● **Passage to read**:
════════
Alitosis is a technical term for bad breath and originates from the Latin “halitus” meaning “breath” and the Greek “osis” meaning “abnormal”or “diseased”.Halitosis can be defined as any disagreeable odor in expired air, regardless of whether the odorous substances originate from oral or non-oral sources. Studies estimate that that 30-50% of the population have oral malodour.

The most common cause of halitosi is poor oral hygiene. However a broader classification is as follows:

  1. Physiologic causes such as lack of salivary flow during sleep (Morning halitosis), foods (garlic, onion, etc.), during menstruation, smoking and in alcoholics
  2. Pathologic disorders of the oral cavity such as poor oral hygiene, dental caries (decayed teeth), gingivitis / periodontitis, hairy tongue, stomatitis, oral cancers, necrotising ulcerative gingivitis (ANUG).
  3. Disorders of upper respiratory tract such as mouth breathing, sinusitis, tuberculosis, syphilis, etc.
  4. Disorders of lower respiratory tract such as pulmonary abscess, bronchitis, tuberculosis, lung cancer, etc.
  5. Gastrointestinal conditions such as Pharyngitis, Peritonsillar abscess (abscess), vincent’s angina, etc.
  6. Disorders of lower gastrointestinal tract such as gastritis, gastric carcinome, gastro-oesophageal reflux disease(GERD) etc.
  7. Neurologic Disorders
  8. Systemic adminestration of drugs
  9. Functional Disorders such as Psychosis and depression

Bad breath can be diagnosed or measured by

  • Self assessment
  • Subjective assessment
  • Objective assessment

Self assessment

  1. Smelling a metallic or nonodorous plastic spoon after scraping the back of the tongue.
  2. Smelling a toothpick after introducing it in an interdental area.
  3. Smelling saliva spit in a small cup or spoon (especially when allowed to dry for a few seconds so that putrefaction odors can escape from the liquid).
  4. Licking the wrist and allowing it to dry (reflects the saliva contribution to malodor)
════════
● **What this task involves**: Could you write the next part of the halitosis text, picking up right after its last self-assessment method? The data after this point is separate material, unrelated to the halitosis text.
════════
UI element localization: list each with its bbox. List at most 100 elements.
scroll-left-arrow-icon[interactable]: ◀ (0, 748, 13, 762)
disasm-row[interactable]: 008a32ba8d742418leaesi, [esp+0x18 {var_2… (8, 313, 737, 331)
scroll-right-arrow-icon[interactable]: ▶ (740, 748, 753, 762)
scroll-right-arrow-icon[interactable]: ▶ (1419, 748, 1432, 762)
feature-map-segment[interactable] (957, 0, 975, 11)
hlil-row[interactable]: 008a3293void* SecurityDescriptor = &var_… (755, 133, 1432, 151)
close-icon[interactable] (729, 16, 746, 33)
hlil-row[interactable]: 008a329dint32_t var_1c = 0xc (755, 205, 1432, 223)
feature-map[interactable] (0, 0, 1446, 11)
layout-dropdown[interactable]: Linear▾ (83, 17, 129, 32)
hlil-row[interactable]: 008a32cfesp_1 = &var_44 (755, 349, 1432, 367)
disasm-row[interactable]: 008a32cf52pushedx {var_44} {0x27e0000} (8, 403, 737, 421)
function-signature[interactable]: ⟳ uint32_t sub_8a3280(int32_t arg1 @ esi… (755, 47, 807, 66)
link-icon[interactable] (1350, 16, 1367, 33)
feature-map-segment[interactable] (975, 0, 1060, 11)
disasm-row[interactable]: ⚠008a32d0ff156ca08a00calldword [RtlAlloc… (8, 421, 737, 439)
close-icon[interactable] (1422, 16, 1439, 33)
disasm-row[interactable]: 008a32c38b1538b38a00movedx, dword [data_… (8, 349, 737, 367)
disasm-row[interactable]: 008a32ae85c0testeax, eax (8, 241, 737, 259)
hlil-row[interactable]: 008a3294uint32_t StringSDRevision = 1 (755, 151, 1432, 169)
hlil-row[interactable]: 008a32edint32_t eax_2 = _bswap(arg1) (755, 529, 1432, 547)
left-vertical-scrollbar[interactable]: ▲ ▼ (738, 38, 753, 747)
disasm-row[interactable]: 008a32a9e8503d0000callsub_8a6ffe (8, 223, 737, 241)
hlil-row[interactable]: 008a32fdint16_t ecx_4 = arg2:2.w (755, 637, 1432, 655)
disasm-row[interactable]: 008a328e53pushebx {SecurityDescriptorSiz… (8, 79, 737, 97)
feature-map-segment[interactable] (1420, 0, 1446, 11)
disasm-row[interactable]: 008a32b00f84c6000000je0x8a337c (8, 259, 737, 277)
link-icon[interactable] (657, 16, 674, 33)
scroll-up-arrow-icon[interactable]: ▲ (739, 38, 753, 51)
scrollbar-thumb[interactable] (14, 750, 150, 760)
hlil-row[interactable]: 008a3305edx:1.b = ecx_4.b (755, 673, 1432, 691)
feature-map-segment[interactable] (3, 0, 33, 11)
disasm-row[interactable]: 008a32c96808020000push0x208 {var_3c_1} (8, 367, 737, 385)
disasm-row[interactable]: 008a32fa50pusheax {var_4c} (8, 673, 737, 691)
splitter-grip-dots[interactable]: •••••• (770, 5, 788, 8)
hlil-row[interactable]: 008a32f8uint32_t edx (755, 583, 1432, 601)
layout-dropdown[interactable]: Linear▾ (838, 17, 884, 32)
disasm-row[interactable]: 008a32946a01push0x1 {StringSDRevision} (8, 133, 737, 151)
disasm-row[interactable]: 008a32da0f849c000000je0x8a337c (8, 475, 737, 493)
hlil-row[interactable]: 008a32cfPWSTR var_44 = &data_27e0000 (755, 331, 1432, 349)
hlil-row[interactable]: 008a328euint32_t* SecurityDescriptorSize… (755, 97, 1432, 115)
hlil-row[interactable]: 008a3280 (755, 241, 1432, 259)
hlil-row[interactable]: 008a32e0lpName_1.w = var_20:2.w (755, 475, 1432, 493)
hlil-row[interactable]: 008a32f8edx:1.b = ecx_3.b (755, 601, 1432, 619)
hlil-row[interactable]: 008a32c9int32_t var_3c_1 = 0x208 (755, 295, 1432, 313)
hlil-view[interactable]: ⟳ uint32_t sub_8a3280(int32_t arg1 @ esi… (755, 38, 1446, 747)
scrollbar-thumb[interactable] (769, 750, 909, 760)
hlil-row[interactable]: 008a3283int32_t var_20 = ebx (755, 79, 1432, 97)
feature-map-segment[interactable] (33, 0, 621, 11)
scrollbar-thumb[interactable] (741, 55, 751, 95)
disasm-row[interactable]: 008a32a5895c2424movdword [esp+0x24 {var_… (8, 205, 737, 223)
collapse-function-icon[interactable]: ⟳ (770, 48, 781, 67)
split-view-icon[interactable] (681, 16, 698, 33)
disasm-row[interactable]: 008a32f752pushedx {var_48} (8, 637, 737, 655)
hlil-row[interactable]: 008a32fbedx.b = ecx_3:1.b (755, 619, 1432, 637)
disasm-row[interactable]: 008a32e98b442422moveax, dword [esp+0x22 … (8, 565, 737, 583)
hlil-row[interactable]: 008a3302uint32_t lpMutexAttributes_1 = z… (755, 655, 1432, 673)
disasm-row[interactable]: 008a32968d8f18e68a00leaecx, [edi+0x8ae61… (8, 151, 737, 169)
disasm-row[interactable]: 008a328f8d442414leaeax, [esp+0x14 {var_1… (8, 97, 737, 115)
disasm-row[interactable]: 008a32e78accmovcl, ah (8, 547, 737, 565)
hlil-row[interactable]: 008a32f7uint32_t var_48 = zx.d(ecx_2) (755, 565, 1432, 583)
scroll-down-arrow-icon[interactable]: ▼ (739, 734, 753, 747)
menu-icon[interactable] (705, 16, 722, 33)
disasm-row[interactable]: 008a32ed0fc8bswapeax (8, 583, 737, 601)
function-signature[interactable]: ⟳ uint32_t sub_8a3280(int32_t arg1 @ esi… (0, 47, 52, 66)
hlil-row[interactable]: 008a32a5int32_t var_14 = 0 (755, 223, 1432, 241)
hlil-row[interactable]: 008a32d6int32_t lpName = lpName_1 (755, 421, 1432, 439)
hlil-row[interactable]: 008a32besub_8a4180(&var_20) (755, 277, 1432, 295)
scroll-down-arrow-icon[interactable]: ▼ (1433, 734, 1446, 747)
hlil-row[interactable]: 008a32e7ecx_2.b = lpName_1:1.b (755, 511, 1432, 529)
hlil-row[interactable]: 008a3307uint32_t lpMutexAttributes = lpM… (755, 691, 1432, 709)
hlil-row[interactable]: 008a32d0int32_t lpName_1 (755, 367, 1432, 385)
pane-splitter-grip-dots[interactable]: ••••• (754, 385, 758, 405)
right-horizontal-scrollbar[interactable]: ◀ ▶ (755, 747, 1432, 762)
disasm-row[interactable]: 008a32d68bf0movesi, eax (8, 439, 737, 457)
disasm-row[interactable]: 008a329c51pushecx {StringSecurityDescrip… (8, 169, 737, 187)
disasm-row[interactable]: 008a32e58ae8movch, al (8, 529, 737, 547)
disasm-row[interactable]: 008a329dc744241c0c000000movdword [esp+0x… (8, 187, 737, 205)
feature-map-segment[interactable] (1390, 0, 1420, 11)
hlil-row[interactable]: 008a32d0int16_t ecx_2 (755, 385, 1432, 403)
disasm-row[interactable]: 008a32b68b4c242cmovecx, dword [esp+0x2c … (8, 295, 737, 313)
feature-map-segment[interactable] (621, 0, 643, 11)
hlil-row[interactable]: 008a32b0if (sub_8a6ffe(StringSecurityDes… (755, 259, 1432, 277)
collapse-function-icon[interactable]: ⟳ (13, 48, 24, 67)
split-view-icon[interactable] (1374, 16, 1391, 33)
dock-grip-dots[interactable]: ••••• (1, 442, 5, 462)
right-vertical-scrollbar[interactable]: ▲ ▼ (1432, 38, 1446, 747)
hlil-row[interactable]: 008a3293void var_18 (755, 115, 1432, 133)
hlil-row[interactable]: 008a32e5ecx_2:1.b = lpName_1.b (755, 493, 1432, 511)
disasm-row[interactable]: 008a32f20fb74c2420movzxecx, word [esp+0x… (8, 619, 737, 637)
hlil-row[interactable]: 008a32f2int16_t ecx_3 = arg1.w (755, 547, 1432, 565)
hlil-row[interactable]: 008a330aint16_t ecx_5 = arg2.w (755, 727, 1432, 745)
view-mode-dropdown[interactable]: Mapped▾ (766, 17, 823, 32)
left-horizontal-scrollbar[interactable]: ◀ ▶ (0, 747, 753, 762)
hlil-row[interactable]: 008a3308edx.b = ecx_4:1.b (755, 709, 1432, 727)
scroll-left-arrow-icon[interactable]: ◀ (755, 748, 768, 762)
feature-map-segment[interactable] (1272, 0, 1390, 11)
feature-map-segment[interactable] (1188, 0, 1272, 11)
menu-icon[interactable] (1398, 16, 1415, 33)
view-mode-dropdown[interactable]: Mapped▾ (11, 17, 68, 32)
════════
● **Written response**:
  5. One’s own breath odor it is often undetectable due to habituation of the individuals. Most individuals are poor judges of their own breath odour

Subjective assessment – Organoleptic measurements

Sniffing of expelled air of the patient by using the nose of the examiner, and grading the level of halitosis. Organoleptic assessment by a judge is still the “ gold standard” in the examination of breath malodor.

Objective assesment

  • Osmoscope
  • Sulphide monitors such as halimeter
  • Gas Chromatography
  • Diamond probe
  • Chemical sensors / Electronic nose

Mechanical reduction

Because of the extensive accumulation of bacteria on the dorsum of the tongue, tongue cleaning has been emphasized. Interdental cleaning and toothbrushing are also necessary to control plaque. A one stage full-mouth disinfection, combining scaling and root planing with the application of chlorhexidine. Chewing gum may control bad breath temporarily because it can stimulate salivary flow.

Chemical reduction of oral microbial load

Mouth rinsing is a common practice in the patients with oral malodour. The most commonly used rinsing components are chlorehexidine, Listerine, Triclosan, etc.

If you have bad breath with painful swollen bleeding gums or loose teeth consult your dentist immediately. If you have bad breath with sore throat, fever, mucus producing cough, postnasal drip and colorless nasal discharge go to a doctor immediately.